Part of a data file:
□ □ □ □
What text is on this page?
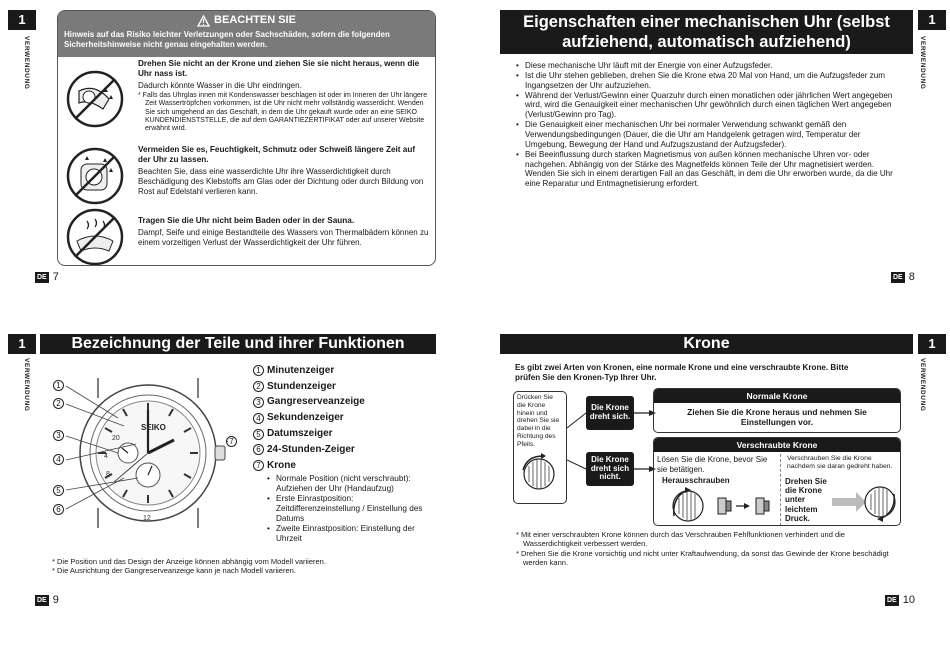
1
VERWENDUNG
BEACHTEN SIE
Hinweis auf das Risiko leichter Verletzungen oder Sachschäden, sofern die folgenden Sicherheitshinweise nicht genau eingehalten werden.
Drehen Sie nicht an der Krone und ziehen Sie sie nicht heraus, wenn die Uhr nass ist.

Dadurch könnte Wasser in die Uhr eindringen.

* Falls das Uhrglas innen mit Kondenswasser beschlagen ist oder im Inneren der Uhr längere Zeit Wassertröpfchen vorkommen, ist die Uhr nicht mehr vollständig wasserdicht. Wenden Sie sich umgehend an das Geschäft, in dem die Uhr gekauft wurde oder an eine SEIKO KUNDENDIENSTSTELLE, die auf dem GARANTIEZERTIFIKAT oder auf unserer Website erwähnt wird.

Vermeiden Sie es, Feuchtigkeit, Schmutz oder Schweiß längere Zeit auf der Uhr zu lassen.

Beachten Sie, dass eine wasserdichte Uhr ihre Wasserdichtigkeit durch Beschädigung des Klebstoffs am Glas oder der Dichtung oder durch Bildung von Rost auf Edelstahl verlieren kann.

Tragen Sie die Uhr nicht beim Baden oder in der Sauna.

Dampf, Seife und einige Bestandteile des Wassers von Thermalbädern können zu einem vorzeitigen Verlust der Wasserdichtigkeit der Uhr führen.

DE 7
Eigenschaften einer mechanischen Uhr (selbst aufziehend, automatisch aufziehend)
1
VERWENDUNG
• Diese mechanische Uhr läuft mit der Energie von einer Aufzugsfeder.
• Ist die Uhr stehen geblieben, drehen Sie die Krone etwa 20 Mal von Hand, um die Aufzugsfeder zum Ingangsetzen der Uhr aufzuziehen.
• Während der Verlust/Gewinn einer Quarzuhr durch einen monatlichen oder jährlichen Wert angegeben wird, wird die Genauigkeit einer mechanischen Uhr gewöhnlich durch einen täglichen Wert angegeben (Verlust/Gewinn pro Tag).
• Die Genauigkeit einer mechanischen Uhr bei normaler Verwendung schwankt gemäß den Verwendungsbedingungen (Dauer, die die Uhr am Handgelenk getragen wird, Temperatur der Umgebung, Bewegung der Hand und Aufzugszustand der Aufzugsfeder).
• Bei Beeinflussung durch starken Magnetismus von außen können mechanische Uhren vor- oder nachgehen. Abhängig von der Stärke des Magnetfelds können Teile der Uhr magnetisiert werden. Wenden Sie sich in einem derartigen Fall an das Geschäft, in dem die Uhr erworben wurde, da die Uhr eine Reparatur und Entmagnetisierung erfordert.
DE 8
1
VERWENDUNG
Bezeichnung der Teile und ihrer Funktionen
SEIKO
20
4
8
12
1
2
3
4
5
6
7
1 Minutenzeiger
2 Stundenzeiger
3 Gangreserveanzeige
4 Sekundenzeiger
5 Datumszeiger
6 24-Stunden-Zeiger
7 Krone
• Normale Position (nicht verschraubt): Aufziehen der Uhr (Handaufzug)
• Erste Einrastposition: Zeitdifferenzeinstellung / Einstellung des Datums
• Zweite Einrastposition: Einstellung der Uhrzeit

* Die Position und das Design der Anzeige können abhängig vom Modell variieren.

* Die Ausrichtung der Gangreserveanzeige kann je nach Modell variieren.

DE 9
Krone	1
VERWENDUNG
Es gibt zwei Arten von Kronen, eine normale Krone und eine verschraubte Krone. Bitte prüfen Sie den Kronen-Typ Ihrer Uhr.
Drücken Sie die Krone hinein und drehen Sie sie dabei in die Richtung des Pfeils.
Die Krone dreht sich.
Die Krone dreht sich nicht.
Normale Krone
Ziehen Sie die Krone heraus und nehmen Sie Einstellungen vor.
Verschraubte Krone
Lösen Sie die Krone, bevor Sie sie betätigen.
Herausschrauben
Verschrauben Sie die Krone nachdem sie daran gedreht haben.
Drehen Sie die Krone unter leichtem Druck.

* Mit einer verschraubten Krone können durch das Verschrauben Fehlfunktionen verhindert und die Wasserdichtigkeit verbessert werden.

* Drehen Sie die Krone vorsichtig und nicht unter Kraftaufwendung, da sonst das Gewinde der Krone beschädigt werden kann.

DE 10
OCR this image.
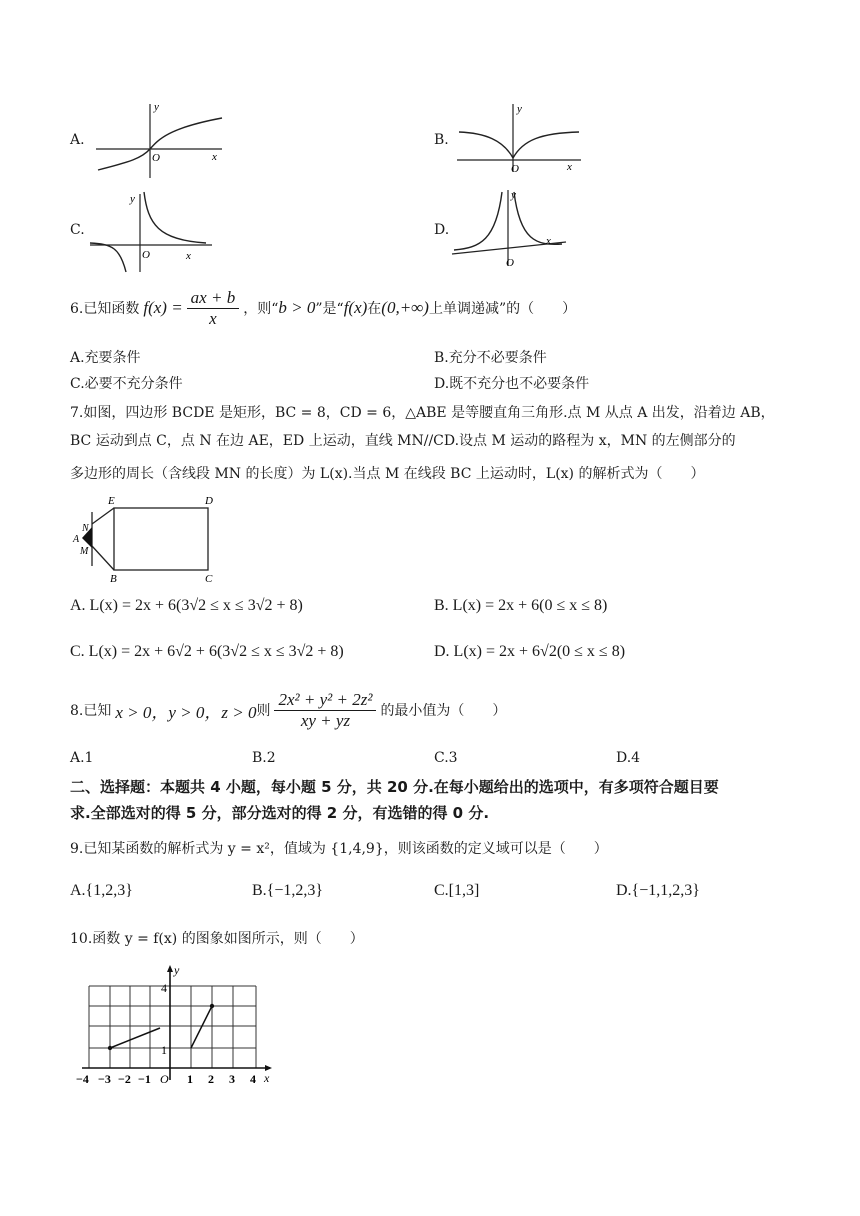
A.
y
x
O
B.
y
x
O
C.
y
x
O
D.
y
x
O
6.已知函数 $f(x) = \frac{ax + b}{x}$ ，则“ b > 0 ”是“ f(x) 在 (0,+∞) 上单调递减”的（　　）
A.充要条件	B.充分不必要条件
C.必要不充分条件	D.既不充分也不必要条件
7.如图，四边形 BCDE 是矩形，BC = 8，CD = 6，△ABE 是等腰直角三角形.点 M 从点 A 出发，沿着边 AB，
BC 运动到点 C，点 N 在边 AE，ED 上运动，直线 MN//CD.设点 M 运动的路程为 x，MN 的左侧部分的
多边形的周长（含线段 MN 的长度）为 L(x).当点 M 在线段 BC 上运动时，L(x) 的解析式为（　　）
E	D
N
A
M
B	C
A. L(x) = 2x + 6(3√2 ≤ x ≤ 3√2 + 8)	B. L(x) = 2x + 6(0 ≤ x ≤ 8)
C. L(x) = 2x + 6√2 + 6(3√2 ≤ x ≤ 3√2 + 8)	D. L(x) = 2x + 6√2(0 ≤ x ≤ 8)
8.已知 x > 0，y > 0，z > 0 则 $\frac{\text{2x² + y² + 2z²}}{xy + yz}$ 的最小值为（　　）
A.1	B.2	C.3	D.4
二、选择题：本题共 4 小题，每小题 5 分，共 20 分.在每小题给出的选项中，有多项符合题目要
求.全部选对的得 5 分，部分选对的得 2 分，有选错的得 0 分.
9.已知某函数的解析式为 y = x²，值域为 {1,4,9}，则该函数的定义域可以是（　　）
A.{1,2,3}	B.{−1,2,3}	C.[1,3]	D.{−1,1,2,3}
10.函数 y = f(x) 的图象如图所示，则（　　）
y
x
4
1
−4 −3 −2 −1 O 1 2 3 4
□ □ □ □
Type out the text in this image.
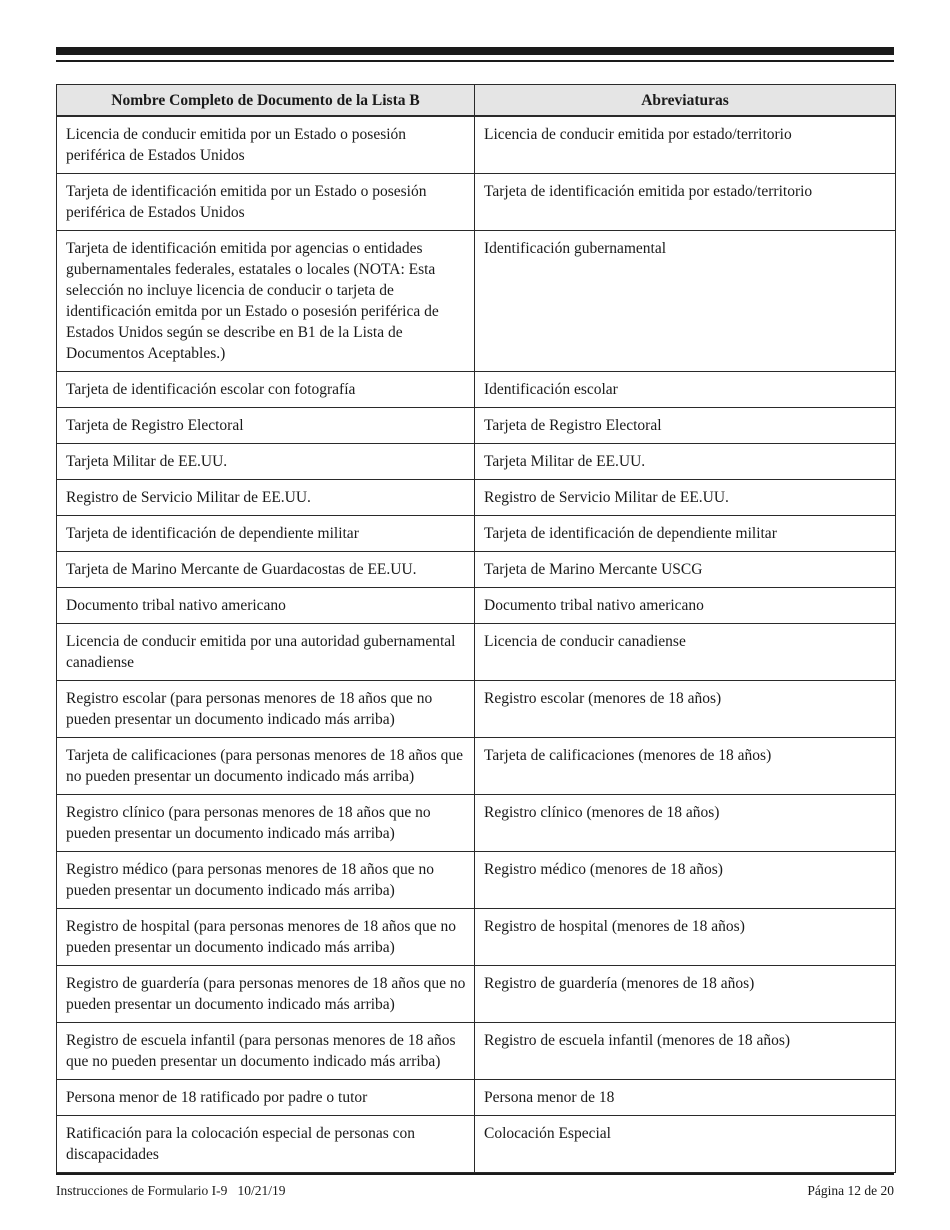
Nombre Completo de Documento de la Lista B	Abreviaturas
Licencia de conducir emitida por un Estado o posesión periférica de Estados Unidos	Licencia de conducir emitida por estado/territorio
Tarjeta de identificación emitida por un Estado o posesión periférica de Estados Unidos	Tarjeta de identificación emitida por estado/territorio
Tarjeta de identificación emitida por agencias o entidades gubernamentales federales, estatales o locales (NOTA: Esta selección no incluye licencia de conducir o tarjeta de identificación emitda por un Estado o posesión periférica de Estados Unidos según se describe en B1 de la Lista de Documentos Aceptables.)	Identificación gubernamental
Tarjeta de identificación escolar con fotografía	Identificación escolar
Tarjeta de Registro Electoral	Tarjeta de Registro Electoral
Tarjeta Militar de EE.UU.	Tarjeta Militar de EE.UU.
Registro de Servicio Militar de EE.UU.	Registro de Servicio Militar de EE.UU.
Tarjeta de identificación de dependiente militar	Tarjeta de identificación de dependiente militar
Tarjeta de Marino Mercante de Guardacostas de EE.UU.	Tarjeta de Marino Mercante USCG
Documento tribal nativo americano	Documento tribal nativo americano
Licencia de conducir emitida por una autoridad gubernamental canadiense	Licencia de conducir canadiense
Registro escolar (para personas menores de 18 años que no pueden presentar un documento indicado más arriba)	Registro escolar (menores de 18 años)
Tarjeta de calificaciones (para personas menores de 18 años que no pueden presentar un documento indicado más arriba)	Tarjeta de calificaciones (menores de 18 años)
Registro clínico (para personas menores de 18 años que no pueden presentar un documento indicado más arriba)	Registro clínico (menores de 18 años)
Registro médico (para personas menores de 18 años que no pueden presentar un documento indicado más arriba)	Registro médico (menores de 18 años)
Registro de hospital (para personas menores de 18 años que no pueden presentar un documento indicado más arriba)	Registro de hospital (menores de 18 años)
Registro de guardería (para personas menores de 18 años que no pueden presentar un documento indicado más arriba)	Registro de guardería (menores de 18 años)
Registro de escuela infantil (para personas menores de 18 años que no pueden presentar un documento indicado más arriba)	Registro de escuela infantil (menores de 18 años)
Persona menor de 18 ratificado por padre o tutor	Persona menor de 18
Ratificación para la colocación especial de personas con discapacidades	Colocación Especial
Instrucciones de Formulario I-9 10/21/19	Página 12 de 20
□ □ □ □
| DIRECTIVE |
Gather all the lines that include the word "Aufzugsfeder" and copy them out.

| COMPLETE RESPONSE |
• Diese mechanische Uhr läuft mit der Energie von einer Aufzugsfeder.
• Ist die Uhr stehen geblieben, drehen Sie die Krone etwa 20 Mal von Hand, um die Aufzugsfeder zum Ingangsetzen der Uhr aufzuziehen.
• Die Genauigkeit einer mechanischen Uhr bei normaler Verwendung schwankt gemäß den Verwendungsbedingungen (Dauer, die die Uhr am Handgelenk getragen wird, Temperatur der Umgebung, Bewegung der Hand und Aufzugszustand der Aufzugsfeder).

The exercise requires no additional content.